▸ **ACTIVITY**:
Nothing in the records may be altered, and no picture may be included. Restate them in full.

Figure record listings:
+ + + + + + +
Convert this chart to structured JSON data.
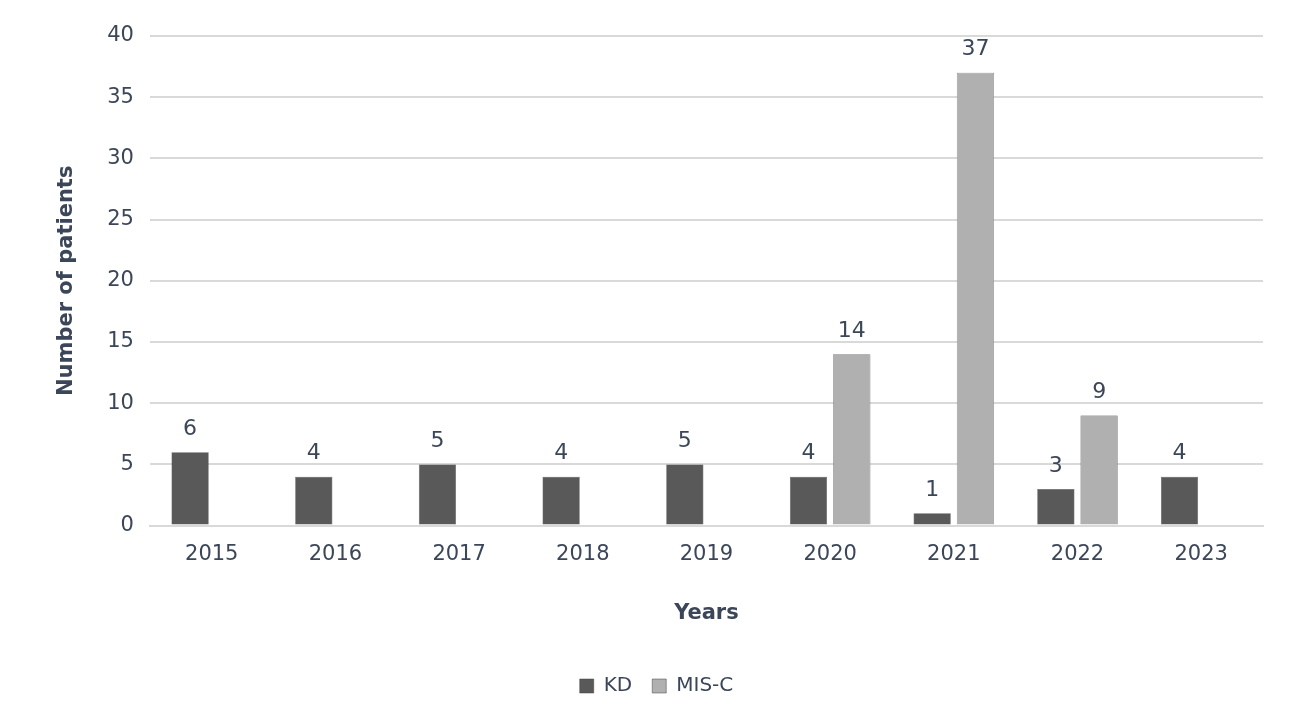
{
  "chart_data": {
    "type": "bar",
    "xlabel": "Years",
    "ylabel": "Number of patients",
    "categories": [
      "2015",
      "2016",
      "2017",
      "2018",
      "2019",
      "2020",
      "2021",
      "2022",
      "2023"
    ],
    "series": [
      {
        "name": "KD",
        "color": "#595959",
        "values": [
          6,
          4,
          5,
          4,
          5,
          4,
          1,
          3,
          4
        ]
      },
      {
        "name": "MIS-C",
        "color": "#b0b0b0",
        "values": [
          null,
          null,
          null,
          null,
          null,
          14,
          37,
          9,
          null
        ]
      }
    ],
    "ylim": [
      0,
      40
    ],
    "yticks": [
      0,
      5,
      10,
      15,
      20,
      25,
      30,
      35,
      40
    ],
    "grid": "y",
    "legend": "bottom",
    "data_labels": true
  }
}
+ + + + + + +
▸ **RESPONSE FOR THIS EXERCISE**:
Convert this chart to structured JSON data.
{
  "chart_data": {
    "type": "bar",
    "xlabel": "Years",
    "ylabel": "Number of patients",
    "categories": [
      "2015",
      "2016",
      "2017",
      "2018",
      "2019",
      "2020",
      "2021",
      "2022",
      "2023"
    ],
    "series": [
      {
        "name": "KD",
        "color": "#595959",
        "values": [
          6,
          4,
          5,
          4,
          5,
          4,
          1,
          3,
          4
        ]
      },
      {
        "name": "MIS-C",
        "color": "#b0b0b0",
        "values": [
          null,
          null,
          null,
          null,
          null,
          14,
          37,
          9,
          null
        ]
      }
    ],
    "ylim": [
      0,
      40
    ],
    "yticks": [
      0,
      5,
      10,
      15,
      20,
      25,
      30,
      35,
      40
    ],
    "grid": "y",
    "legend": "bottom",
    "data_labels": true
  }
}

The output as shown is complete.